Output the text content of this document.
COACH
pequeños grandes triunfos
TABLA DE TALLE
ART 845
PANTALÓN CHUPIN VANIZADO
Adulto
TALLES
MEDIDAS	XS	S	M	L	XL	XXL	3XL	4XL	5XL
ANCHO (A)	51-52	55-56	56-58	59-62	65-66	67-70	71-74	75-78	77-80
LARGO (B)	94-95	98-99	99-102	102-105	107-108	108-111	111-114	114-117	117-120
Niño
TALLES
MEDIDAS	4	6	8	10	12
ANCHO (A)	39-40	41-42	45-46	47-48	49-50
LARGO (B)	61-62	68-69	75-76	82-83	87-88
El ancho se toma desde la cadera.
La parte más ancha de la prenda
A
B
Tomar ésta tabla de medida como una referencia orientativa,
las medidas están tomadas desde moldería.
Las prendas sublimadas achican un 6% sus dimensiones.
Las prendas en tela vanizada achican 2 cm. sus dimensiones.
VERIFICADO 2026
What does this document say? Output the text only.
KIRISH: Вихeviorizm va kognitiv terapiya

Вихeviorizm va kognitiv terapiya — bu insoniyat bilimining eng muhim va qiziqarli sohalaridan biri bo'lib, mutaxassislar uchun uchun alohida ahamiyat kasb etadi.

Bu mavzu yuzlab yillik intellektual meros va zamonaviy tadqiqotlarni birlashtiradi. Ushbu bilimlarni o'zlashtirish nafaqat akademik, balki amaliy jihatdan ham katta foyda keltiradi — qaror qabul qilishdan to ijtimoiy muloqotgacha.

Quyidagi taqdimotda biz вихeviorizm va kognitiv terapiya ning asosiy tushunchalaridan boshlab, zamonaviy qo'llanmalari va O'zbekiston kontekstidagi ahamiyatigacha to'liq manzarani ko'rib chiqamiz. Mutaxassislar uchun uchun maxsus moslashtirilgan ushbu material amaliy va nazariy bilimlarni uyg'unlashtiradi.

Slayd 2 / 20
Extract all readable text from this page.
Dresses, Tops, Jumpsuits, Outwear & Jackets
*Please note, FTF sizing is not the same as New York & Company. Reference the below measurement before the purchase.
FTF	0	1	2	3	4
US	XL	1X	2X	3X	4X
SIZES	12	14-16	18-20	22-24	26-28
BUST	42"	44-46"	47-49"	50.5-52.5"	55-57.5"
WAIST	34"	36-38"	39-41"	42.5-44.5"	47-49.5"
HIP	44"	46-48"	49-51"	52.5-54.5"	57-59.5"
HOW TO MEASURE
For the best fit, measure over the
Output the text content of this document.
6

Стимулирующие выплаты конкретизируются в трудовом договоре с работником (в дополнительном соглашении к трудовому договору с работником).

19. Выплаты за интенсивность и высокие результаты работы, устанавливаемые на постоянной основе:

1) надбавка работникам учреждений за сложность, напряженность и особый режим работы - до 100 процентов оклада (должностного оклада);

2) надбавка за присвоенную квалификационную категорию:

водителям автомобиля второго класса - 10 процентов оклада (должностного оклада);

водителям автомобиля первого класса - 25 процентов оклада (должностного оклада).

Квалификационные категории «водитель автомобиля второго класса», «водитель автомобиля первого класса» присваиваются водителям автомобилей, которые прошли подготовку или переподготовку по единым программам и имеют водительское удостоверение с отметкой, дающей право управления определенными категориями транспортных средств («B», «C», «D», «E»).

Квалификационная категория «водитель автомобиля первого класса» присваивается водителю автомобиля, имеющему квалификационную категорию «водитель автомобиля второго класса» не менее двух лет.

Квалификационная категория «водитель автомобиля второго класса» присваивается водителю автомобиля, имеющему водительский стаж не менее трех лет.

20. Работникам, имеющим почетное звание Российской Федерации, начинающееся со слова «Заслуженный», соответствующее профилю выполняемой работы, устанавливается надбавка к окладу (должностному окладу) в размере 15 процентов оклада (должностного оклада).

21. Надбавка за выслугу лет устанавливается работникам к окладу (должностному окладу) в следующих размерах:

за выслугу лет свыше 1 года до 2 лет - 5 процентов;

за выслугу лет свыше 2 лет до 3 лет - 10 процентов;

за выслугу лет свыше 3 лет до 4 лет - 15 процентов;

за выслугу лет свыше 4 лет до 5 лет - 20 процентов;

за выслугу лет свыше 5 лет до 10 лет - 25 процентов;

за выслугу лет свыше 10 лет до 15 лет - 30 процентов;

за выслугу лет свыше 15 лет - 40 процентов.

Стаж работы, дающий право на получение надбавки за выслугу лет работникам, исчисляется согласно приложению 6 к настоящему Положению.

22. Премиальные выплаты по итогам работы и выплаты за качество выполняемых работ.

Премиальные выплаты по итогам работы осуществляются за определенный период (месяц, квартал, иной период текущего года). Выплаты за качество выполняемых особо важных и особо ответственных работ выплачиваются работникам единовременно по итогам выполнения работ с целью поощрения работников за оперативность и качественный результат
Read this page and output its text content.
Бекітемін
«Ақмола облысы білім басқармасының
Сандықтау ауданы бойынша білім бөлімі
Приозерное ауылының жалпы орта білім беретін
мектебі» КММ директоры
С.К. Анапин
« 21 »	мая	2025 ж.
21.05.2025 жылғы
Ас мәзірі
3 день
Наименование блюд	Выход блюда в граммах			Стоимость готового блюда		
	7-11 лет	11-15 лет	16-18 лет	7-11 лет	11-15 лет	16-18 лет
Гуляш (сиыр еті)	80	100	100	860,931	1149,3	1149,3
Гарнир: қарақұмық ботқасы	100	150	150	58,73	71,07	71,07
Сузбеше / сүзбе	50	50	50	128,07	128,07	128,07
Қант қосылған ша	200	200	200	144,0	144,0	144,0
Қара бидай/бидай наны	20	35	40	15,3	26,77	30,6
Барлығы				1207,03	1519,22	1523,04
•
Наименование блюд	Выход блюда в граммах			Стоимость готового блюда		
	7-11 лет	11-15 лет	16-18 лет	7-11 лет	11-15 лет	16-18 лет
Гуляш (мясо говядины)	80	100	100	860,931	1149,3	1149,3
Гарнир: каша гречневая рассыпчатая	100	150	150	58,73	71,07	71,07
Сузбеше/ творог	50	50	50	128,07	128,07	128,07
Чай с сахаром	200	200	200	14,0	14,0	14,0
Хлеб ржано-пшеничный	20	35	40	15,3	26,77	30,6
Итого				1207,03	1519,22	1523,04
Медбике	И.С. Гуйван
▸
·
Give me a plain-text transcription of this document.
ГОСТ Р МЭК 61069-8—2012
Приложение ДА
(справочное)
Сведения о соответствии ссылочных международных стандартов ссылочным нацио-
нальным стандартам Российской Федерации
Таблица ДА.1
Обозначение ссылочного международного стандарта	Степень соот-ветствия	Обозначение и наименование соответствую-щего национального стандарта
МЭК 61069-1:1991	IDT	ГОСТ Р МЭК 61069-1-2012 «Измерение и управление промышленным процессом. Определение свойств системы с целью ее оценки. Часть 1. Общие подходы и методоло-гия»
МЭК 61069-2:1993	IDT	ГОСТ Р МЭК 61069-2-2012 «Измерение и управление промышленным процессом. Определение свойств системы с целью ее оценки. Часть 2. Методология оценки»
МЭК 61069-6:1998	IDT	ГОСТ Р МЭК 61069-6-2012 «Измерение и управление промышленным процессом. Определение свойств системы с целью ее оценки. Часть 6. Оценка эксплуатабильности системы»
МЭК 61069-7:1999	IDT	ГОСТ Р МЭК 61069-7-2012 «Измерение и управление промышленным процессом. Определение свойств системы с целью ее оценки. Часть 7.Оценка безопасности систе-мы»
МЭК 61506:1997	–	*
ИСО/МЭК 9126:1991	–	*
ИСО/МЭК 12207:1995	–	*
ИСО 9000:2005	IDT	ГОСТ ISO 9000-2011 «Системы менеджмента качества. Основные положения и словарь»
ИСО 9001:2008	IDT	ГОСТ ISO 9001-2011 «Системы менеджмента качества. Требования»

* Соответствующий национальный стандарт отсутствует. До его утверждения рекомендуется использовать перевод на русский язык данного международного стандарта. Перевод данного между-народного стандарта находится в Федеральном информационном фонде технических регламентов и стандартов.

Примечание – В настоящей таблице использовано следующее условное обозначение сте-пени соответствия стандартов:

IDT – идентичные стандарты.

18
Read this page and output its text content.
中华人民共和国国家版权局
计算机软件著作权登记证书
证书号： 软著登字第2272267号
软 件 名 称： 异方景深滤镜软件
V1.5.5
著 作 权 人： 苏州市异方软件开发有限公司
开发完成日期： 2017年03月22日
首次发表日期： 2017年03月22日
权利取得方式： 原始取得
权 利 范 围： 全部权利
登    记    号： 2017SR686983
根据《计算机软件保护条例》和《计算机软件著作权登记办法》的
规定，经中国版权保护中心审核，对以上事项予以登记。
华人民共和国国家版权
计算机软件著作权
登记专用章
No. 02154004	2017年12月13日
▬▬▬
■ Given exercise:
Show every line in the entries where the string "присваивается" occurs.

■ Result for this exercise:
Квалификационная категория «водитель автомобиля первого класса» присваивается водителю автомобиля, имеющему квалификационную категорию «водитель автомобиля второго класса» не менее двух лет.
Квалификационная категория «водитель автомобиля второго класса» присваивается водителю автомобиля, имеющему водительский стаж не менее трех лет.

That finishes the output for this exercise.